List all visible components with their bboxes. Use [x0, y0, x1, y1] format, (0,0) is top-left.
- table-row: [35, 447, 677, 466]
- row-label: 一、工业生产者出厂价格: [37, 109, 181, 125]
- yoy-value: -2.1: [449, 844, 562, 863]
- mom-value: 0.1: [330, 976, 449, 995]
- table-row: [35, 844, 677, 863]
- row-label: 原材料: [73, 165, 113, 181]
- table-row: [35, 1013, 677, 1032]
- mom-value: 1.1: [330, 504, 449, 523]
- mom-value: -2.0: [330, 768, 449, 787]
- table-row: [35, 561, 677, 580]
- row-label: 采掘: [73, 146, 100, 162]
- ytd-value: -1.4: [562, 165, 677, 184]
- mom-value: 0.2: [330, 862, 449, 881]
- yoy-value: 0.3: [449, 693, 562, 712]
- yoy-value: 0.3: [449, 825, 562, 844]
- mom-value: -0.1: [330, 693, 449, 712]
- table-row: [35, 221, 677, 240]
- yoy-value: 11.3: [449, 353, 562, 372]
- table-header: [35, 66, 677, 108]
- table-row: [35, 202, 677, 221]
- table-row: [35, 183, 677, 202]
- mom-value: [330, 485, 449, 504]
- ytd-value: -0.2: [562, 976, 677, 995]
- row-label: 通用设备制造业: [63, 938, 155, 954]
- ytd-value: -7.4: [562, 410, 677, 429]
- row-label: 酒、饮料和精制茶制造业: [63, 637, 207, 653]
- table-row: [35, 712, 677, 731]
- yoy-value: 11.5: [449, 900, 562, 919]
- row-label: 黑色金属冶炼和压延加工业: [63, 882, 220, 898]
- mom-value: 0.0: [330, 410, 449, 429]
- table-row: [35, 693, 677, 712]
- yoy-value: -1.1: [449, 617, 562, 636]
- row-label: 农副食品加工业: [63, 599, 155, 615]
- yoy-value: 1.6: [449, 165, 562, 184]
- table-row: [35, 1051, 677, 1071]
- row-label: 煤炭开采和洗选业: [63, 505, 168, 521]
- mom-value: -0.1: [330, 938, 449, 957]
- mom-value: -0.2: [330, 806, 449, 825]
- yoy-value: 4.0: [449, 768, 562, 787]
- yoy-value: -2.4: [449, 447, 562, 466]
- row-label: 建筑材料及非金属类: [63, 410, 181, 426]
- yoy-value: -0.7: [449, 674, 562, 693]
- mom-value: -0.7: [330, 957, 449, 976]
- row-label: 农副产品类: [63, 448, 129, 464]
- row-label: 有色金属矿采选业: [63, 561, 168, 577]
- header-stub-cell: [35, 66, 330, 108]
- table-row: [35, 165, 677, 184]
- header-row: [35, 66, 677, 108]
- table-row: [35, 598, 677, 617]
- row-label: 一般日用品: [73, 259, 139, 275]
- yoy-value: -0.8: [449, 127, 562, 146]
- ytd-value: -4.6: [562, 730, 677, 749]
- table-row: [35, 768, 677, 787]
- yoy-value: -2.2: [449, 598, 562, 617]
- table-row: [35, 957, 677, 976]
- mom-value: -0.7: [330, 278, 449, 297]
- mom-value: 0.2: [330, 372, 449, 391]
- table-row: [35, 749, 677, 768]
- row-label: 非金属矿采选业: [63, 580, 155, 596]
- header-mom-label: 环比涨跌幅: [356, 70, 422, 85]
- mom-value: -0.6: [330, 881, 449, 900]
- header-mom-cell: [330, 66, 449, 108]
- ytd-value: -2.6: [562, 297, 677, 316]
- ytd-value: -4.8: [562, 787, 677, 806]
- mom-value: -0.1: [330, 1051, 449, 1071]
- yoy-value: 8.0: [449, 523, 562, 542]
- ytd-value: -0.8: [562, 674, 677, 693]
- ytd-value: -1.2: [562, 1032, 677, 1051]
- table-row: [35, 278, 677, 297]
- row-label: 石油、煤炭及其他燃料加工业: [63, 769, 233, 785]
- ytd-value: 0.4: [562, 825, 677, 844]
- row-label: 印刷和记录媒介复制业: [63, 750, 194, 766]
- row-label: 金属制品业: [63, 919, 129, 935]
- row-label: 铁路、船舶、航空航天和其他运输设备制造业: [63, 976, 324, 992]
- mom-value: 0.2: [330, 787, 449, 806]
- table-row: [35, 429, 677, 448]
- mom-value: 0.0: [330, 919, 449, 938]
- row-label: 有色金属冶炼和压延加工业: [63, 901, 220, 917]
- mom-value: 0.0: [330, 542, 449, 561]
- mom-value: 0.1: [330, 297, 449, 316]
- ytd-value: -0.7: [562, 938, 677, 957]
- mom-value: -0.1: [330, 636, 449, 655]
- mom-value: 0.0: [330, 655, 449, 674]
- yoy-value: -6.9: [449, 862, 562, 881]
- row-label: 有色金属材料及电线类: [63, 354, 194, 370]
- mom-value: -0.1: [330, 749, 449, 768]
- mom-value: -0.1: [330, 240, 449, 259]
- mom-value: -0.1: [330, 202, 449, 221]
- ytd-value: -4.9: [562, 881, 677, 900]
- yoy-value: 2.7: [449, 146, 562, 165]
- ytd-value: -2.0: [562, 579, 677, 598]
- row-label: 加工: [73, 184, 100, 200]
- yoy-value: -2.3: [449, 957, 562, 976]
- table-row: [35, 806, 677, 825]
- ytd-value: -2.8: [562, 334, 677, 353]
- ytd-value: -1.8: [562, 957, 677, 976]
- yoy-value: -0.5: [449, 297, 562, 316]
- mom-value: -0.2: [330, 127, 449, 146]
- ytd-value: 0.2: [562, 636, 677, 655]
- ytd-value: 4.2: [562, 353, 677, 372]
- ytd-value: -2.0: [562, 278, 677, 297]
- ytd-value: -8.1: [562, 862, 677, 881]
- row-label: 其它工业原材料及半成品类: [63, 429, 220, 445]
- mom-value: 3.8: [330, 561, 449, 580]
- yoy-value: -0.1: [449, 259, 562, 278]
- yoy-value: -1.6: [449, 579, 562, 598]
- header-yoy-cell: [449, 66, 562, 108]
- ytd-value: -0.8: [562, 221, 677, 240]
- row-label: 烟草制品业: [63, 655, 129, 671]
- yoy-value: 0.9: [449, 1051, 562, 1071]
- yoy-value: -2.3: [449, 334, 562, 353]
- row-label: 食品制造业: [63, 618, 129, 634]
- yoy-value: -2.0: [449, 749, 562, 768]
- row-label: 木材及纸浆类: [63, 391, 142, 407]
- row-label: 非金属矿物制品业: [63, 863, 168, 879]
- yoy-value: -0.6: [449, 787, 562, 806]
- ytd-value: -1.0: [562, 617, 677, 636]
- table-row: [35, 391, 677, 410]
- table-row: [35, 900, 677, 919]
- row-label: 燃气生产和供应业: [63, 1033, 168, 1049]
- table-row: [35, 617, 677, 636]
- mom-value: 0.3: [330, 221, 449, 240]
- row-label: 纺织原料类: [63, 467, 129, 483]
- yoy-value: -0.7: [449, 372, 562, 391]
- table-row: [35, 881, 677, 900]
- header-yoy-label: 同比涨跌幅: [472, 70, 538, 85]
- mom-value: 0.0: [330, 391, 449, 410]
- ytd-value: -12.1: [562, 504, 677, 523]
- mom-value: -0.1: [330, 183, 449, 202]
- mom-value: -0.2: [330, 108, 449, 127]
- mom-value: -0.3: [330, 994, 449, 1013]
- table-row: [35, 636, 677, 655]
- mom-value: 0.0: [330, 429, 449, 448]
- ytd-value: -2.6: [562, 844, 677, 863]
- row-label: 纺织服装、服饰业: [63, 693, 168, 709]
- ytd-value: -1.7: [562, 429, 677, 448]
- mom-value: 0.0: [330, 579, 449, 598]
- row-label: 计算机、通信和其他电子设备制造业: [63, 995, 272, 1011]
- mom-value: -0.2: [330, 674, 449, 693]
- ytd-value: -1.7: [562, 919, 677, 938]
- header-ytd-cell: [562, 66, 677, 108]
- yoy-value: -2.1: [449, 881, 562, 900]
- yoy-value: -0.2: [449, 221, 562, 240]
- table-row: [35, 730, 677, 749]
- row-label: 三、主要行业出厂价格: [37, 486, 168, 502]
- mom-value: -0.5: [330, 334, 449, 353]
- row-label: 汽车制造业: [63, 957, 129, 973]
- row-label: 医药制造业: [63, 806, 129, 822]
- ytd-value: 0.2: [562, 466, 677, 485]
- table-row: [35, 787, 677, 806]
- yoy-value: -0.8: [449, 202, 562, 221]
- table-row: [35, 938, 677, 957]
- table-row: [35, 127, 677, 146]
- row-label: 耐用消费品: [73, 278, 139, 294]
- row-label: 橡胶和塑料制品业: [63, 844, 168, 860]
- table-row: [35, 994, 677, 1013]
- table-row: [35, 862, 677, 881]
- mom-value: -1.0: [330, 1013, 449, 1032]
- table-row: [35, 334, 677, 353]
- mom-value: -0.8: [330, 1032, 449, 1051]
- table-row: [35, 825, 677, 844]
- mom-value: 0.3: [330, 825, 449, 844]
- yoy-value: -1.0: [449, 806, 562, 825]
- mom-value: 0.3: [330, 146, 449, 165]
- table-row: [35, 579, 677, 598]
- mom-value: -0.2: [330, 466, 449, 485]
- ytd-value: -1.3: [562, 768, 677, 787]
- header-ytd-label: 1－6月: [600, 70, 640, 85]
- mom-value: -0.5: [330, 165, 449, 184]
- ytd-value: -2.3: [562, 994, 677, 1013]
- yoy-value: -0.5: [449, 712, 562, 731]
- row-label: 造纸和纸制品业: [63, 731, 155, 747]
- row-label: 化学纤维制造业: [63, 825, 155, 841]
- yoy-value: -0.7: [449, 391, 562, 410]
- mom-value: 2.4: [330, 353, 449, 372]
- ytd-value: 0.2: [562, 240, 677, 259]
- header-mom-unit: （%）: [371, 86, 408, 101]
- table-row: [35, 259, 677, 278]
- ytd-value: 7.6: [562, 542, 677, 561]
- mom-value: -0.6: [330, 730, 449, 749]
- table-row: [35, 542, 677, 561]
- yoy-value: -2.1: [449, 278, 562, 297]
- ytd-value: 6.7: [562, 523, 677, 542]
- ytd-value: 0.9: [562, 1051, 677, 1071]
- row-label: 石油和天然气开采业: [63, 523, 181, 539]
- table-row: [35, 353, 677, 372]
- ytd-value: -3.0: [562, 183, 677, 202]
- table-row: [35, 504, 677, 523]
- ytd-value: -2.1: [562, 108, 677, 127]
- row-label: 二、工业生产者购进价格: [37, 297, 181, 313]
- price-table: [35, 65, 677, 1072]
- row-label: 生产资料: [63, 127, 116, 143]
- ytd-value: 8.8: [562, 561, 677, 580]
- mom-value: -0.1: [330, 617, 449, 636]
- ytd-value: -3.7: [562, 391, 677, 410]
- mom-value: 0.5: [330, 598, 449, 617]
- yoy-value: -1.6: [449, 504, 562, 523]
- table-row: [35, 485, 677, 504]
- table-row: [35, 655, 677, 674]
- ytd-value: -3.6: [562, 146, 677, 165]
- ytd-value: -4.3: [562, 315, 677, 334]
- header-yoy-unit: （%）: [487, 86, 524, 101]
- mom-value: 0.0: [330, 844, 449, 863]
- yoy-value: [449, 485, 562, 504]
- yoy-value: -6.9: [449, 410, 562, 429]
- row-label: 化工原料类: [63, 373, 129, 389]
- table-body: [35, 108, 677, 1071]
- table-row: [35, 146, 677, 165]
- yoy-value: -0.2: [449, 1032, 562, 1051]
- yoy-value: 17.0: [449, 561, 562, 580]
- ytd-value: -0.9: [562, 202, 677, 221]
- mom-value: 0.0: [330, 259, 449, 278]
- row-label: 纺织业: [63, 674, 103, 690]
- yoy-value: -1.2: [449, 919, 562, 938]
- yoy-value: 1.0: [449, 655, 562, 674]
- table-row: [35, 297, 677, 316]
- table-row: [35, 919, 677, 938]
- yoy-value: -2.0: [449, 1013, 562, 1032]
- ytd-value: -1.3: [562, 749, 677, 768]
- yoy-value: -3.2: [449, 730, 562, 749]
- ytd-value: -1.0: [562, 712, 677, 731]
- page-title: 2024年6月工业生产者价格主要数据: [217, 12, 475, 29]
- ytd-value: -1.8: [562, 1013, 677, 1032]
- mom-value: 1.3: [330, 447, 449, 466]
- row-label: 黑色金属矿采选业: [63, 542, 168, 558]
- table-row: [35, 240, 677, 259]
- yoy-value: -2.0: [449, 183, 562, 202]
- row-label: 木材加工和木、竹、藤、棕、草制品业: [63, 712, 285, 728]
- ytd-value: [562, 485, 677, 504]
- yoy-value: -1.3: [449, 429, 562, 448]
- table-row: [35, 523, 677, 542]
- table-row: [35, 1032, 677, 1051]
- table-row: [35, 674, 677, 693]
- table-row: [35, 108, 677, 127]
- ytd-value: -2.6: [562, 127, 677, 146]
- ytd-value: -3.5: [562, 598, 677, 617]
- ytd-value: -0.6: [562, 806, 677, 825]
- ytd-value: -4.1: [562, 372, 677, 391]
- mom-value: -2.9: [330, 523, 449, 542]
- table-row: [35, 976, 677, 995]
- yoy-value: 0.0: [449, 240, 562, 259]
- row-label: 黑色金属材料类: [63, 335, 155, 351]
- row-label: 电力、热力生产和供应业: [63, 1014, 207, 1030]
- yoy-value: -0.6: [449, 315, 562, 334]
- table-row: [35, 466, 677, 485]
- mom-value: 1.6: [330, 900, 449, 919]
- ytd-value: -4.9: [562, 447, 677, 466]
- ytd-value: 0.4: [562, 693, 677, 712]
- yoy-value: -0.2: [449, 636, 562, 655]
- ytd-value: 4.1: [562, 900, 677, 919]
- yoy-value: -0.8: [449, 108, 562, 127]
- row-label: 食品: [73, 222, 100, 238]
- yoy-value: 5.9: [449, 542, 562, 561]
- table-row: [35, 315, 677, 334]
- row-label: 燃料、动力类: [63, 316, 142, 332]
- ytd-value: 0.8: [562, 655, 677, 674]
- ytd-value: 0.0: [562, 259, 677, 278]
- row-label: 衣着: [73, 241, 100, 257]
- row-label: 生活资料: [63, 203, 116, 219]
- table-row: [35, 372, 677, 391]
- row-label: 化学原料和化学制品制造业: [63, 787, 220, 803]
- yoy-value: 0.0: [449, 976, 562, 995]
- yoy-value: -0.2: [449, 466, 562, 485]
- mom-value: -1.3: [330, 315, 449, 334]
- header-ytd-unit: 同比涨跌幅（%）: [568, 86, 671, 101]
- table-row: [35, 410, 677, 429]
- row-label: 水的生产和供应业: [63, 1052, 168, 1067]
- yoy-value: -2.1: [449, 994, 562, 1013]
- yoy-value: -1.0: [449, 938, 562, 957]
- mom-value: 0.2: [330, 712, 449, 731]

- _Instructions to follow_
Rewrite the items above, from the first line through the line containing "- yoy-value: 0.3: [449, 825, 562, 844]", as a JSON list of strings with one string per line, leaving out blank lines.

- _Exercise result_
[
  "List all visible components with their bboxes. Use [x0, y0, x1, y1] format, (0,0) is top-left.",
  "- table-row: [35, 447, 677, 466]",
  "- row-label: 一、工业生产者出厂价格: [37, 109, 181, 125]",
  "- yoy-value: -2.1: [449, 844, 562, 863]",
  "- mom-value: 0.1: [330, 976, 449, 995]",
  "- table-row: [35, 844, 677, 863]",
  "- row-label: 原材料: [73, 165, 113, 181]",
  "- table-row: [35, 1013, 677, 1032]",
  "- mom-value: 1.1: [330, 504, 449, 523]",
  "- mom-value: -2.0: [330, 768, 449, 787]",
  "- table-row: [35, 561, 677, 580]",
  "- row-label: 采掘: [73, 146, 100, 162]",
  "- ytd-value: -1.4: [562, 165, 677, 184]",
  "- mom-value: 0.2: [330, 862, 449, 881]",
  "- yoy-value: 0.3: [449, 693, 562, 712]",
  "- yoy-value: 0.3: [449, 825, 562, 844]"
]